[Set exercise] Write out every entry below word for word, leaving out the pictures.

↓

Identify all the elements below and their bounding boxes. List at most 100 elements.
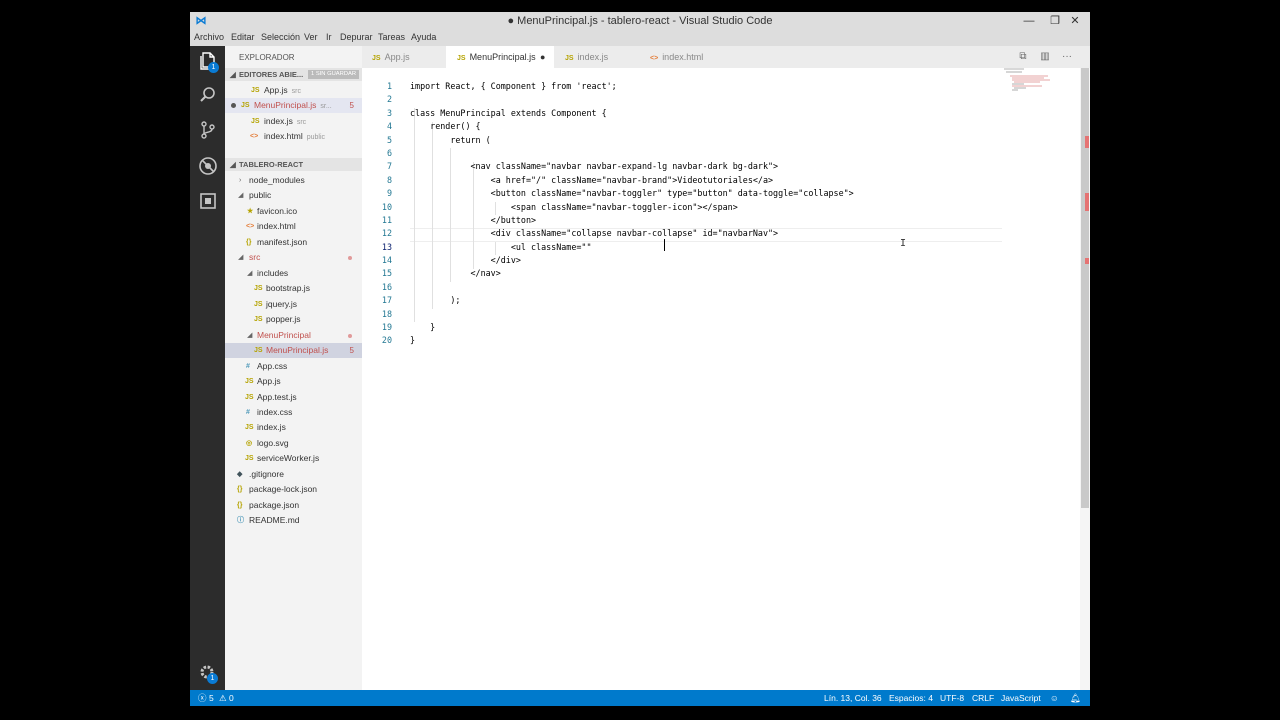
open-editor-item[interactable]: JS MenuPrincipal.js sr... 5	[225, 98, 362, 113]
tab-menuprincipal-js[interactable]: JS MenuPrincipal.js ●	[446, 46, 554, 68]
tree-label: jquery.js	[266, 299, 298, 309]
split-editor-icon[interactable]: ▥	[1038, 50, 1052, 64]
tab-app-js[interactable]: JS App.js	[362, 46, 446, 68]
unsaved-dot-icon[interactable]: ●	[540, 46, 545, 68]
line-number: 3	[386, 108, 392, 118]
tree-file[interactable]: JS serviceWorker.js	[225, 451, 362, 466]
menu-ayuda[interactable]: Ayuda	[411, 32, 436, 42]
tree-file[interactable]: JS jquery.js	[225, 297, 362, 312]
tree-folder[interactable]: ◢ src	[225, 250, 362, 265]
minimize-button[interactable]: —	[1016, 12, 1042, 30]
tree-label: index.css	[257, 407, 293, 417]
open-editor-item[interactable]: JS App.js src	[225, 83, 362, 98]
tree-file[interactable]: ◎ logo.svg	[225, 436, 362, 451]
tree-folder[interactable]: ◢ MenuPrincipal	[225, 328, 362, 343]
line-ending[interactable]: CRLF	[972, 690, 994, 706]
scrollbar-thumb[interactable]	[1081, 68, 1089, 508]
open-editors-section[interactable]: ◢ EDITORES ABIE... 1 SIN GUARDAR	[225, 68, 362, 81]
open-editor-name: MenuPrincipal.js	[254, 100, 317, 110]
js-file-icon: JS	[254, 285, 263, 292]
tree-label: favicon.ico	[257, 206, 298, 216]
html-file-icon: <>	[250, 133, 259, 140]
open-editor-name: index.js	[264, 116, 293, 126]
vertical-scrollbar[interactable]	[1080, 68, 1090, 690]
menu-ir[interactable]: Ir	[326, 32, 332, 42]
source-control-icon[interactable]	[197, 119, 219, 141]
code-line: render() {	[410, 121, 481, 131]
tree-label: public	[249, 190, 272, 200]
minimap[interactable]	[1004, 68, 1074, 98]
tree-file[interactable]: JS App.test.js	[225, 390, 362, 405]
js-file-icon: JS	[565, 55, 574, 62]
open-editor-item[interactable]: JS index.js src	[225, 114, 362, 129]
menu-ver[interactable]: Ver	[304, 32, 318, 42]
tree-file[interactable]: JS App.js	[225, 374, 362, 389]
indentation[interactable]: Espacios: 4	[889, 690, 933, 706]
tree-label: MenuPrincipal.js	[266, 345, 329, 355]
tree-label: popper.js	[266, 314, 301, 324]
search-icon[interactable]	[197, 84, 219, 106]
open-editor-path: src	[291, 88, 301, 95]
error-icon[interactable]: ⓧ	[198, 690, 207, 706]
open-editor-item[interactable]: <> index.html public	[225, 129, 362, 144]
css-file-icon: #	[246, 363, 250, 370]
tree-file[interactable]: {} package-lock.json	[225, 482, 362, 497]
cursor-position[interactable]: Lín. 13, Col. 36	[824, 690, 882, 706]
encoding[interactable]: UTF-8	[940, 690, 964, 706]
json-file-icon: {}	[237, 502, 243, 509]
open-changes-icon[interactable]: ⧉	[1016, 50, 1030, 64]
code-editor[interactable]: 1 2 3 4 5 6 7 8 9 10 11 12 13 14 15 16 1…	[362, 68, 1090, 690]
menu-seleccion[interactable]: Selección	[261, 32, 300, 42]
project-section[interactable]: ◢ TABLERO-REACT	[225, 158, 362, 171]
menu-editar[interactable]: Editar	[231, 32, 255, 42]
line-number: 19	[381, 322, 392, 332]
line-number: 15	[381, 268, 392, 278]
js-file-icon: JS	[245, 455, 254, 462]
code-line: <div className="collapse navbar-collapse…	[410, 228, 779, 238]
js-file-icon: JS	[254, 316, 263, 323]
line-number: 12	[381, 228, 392, 238]
menu-tareas[interactable]: Tareas	[378, 32, 405, 42]
error-count[interactable]: 5	[209, 690, 214, 706]
tree-file[interactable]: JS popper.js	[225, 312, 362, 327]
tree-file[interactable]: ★ favicon.ico	[225, 204, 362, 219]
notifications-bell-icon[interactable]: 🔔︎	[1070, 690, 1081, 706]
debug-icon[interactable]	[197, 155, 219, 177]
line-number: 2	[386, 94, 392, 104]
window-title: ● MenuPrincipal.js - tablero-react - Vis…	[507, 15, 773, 27]
tree-folder[interactable]: ◢ public	[225, 188, 362, 203]
tree-folder[interactable]: › node_modules	[225, 173, 362, 188]
tree-file[interactable]: ◆ .gitignore	[225, 467, 362, 482]
line-number: 8	[386, 175, 392, 185]
activity-bar: 1 1	[190, 46, 225, 690]
tree-folder[interactable]: ◢ includes	[225, 266, 362, 281]
tab-index-html[interactable]: <> index.html	[638, 46, 730, 68]
warning-count[interactable]: 0	[229, 690, 234, 706]
collapse-chevron-icon: ◢	[230, 70, 236, 79]
tree-file-selected[interactable]: JS MenuPrincipal.js 5	[225, 343, 362, 358]
mouse-ibeam-icon: I	[900, 238, 907, 249]
tree-file[interactable]: JS bootstrap.js	[225, 281, 362, 296]
line-number: 6	[386, 148, 392, 158]
language-mode[interactable]: JavaScript	[1001, 690, 1041, 706]
editor-tabs: JS App.js JS MenuPrincipal.js ● JS index.js…	[362, 46, 1090, 68]
tree-file[interactable]: JS index.js	[225, 420, 362, 435]
tree-file[interactable]: {} manifest.json	[225, 235, 362, 250]
html-file-icon: <>	[650, 55, 659, 62]
more-actions-icon[interactable]: ···	[1060, 50, 1074, 64]
js-file-icon: JS	[254, 301, 263, 308]
settings-gear-icon[interactable]: 1	[197, 662, 219, 684]
close-button[interactable]: ✕	[1062, 12, 1088, 30]
feedback-smiley-icon[interactable]: ☺	[1050, 690, 1059, 706]
tree-file[interactable]: <> index.html	[225, 219, 362, 234]
menu-depurar[interactable]: Depurar	[340, 32, 373, 42]
tab-index-js[interactable]: JS index.js	[554, 46, 638, 68]
menu-archivo[interactable]: Archivo	[194, 32, 224, 42]
tree-file[interactable]: # App.css	[225, 359, 362, 374]
tree-file[interactable]: ⓘ README.md	[225, 513, 362, 528]
tree-file[interactable]: # index.css	[225, 405, 362, 420]
extensions-icon[interactable]	[197, 190, 219, 212]
tree-file[interactable]: {} package.json	[225, 498, 362, 513]
warning-icon[interactable]: ⚠	[219, 690, 227, 706]
explorer-icon[interactable]: 1	[197, 50, 219, 73]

↑

[Completed task]
Identify all the elements below and their bounding boxes. List at most 100 elements.
open-editor-item[interactable]: JS MenuPrincipal.js sr... 5	[225, 98, 362, 113]
tab-menuprincipal-js[interactable]: JS MenuPrincipal.js ●	[446, 46, 554, 68]
tree-label: jquery.js	[266, 299, 298, 309]
split-editor-icon[interactable]: ▥	[1038, 50, 1052, 64]
tab-app-js[interactable]: JS App.js	[362, 46, 446, 68]
unsaved-dot-icon[interactable]: ●	[540, 46, 545, 68]
line-number: 3	[386, 108, 392, 118]
tree-file[interactable]: JS serviceWorker.js	[225, 451, 362, 466]
menu-ayuda[interactable]: Ayuda	[411, 32, 436, 42]
tree-file[interactable]: JS jquery.js	[225, 297, 362, 312]
tree-folder[interactable]: ◢ src	[225, 250, 362, 265]
minimize-button[interactable]: —	[1016, 12, 1042, 30]
tree-label: index.css	[257, 407, 293, 417]
open-editor-item[interactable]: JS App.js src	[225, 83, 362, 98]
tree-file[interactable]: ◎ logo.svg	[225, 436, 362, 451]
tree-folder[interactable]: ◢ MenuPrincipal	[225, 328, 362, 343]
line-ending[interactable]: CRLF	[972, 690, 994, 706]
scrollbar-thumb[interactable]	[1081, 68, 1089, 508]
open-editors-section[interactable]: ◢ EDITORES ABIE... 1 SIN GUARDAR	[225, 68, 362, 81]
open-editor-name: MenuPrincipal.js	[254, 100, 317, 110]
js-file-icon: JS	[254, 285, 263, 292]
tree-label: favicon.ico	[257, 206, 298, 216]
html-file-icon: <>	[250, 133, 259, 140]
open-editor-name: index.js	[264, 116, 293, 126]
vertical-scrollbar[interactable]	[1080, 68, 1090, 690]
menu-ir[interactable]: Ir	[326, 32, 332, 42]
source-control-icon[interactable]	[197, 119, 219, 141]
code-line: render() {	[410, 121, 481, 131]
tree-label: public	[249, 190, 272, 200]
minimap[interactable]	[1004, 68, 1074, 98]
tree-file[interactable]: JS App.test.js	[225, 390, 362, 405]
js-file-icon: JS	[565, 55, 574, 62]
open-editor-item[interactable]: JS index.js src	[225, 114, 362, 129]
menu-ver[interactable]: Ver	[304, 32, 318, 42]
tree-file[interactable]: JS App.js	[225, 374, 362, 389]
indentation[interactable]: Espacios: 4	[889, 690, 933, 706]
tree-label: MenuPrincipal.js	[266, 345, 329, 355]
tree-label: popper.js	[266, 314, 301, 324]
search-icon[interactable]	[197, 84, 219, 106]
open-editor-path: src	[291, 88, 301, 95]
error-icon[interactable]: ⓧ	[198, 690, 207, 706]
open-editor-item[interactable]: <> index.html public	[225, 129, 362, 144]
css-file-icon: #	[246, 363, 250, 370]
tree-file[interactable]: {} package-lock.json	[225, 482, 362, 497]
cursor-position[interactable]: Lín. 13, Col. 36	[824, 690, 882, 706]
encoding[interactable]: UTF-8	[940, 690, 964, 706]
json-file-icon: {}	[237, 502, 243, 509]
open-changes-icon[interactable]: ⧉	[1016, 50, 1030, 64]
code-editor[interactable]: 1 2 3 4 5 6 7 8 9 10 11 12 13 14 15 16 1…	[362, 68, 1090, 690]
menu-seleccion[interactable]: Selección	[261, 32, 300, 42]
project-section[interactable]: ◢ TABLERO-REACT	[225, 158, 362, 171]
menu-editar[interactable]: Editar	[231, 32, 255, 42]
line-number: 19	[381, 322, 392, 332]
line-number: 15	[381, 268, 392, 278]
js-file-icon: JS	[245, 455, 254, 462]
code-line: <div className="collapse navbar-collapse…	[410, 228, 779, 238]
js-file-icon: JS	[254, 316, 263, 323]
line-number: 12	[381, 228, 392, 238]
menu-tareas[interactable]: Tareas	[378, 32, 405, 42]
error-count[interactable]: 5	[209, 690, 214, 706]
tree-file[interactable]: JS popper.js	[225, 312, 362, 327]
tree-file[interactable]: ★ favicon.ico	[225, 204, 362, 219]
notifications-bell-icon[interactable]: 🔔︎	[1070, 690, 1081, 706]
debug-icon[interactable]	[197, 155, 219, 177]
line-number: 2	[386, 94, 392, 104]
window-title: ● MenuPrincipal.js - tablero-react - Vis…	[507, 15, 773, 27]
tree-folder[interactable]: ◢ public	[225, 188, 362, 203]
tree-folder[interactable]: › node_modules	[225, 173, 362, 188]
tree-file[interactable]: ◆ .gitignore	[225, 467, 362, 482]
line-number: 8	[386, 175, 392, 185]
activity-bar: 1 1	[190, 46, 225, 690]
tree-folder[interactable]: ◢ includes	[225, 266, 362, 281]
tab-index-html[interactable]: <> index.html	[638, 46, 730, 68]
warning-count[interactable]: 0	[229, 690, 234, 706]
collapse-chevron-icon: ◢	[230, 70, 236, 79]
tree-file-selected[interactable]: JS MenuPrincipal.js 5	[225, 343, 362, 358]
mouse-ibeam-icon: I	[900, 238, 907, 249]
tree-file[interactable]: JS bootstrap.js	[225, 281, 362, 296]
line-number: 6	[386, 148, 392, 158]
language-mode[interactable]: JavaScript	[1001, 690, 1041, 706]
editor-tabs: JS App.js JS MenuPrincipal.js ● JS index.js…	[362, 46, 1090, 68]
tree-file[interactable]: JS index.js	[225, 420, 362, 435]
tree-file[interactable]: {} manifest.json	[225, 235, 362, 250]
html-file-icon: <>	[650, 55, 659, 62]
more-actions-icon[interactable]: ···	[1060, 50, 1074, 64]
js-file-icon: JS	[254, 301, 263, 308]
settings-gear-icon[interactable]: 1	[197, 662, 219, 684]
close-button[interactable]: ✕	[1062, 12, 1088, 30]
feedback-smiley-icon[interactable]: ☺	[1050, 690, 1059, 706]
tree-file[interactable]: <> index.html	[225, 219, 362, 234]
menu-depurar[interactable]: Depurar	[340, 32, 373, 42]
tab-index-js[interactable]: JS index.js	[554, 46, 638, 68]
menu-archivo[interactable]: Archivo	[194, 32, 224, 42]
tree-file[interactable]: # App.css	[225, 359, 362, 374]
tree-file[interactable]: ⓘ README.md	[225, 513, 362, 528]
tree-file[interactable]: # index.css	[225, 405, 362, 420]
extensions-icon[interactable]	[197, 190, 219, 212]
tree-file[interactable]: {} package.json	[225, 498, 362, 513]
warning-icon[interactable]: ⚠	[219, 690, 227, 706]
explorer-icon[interactable]: 1	[197, 50, 219, 73]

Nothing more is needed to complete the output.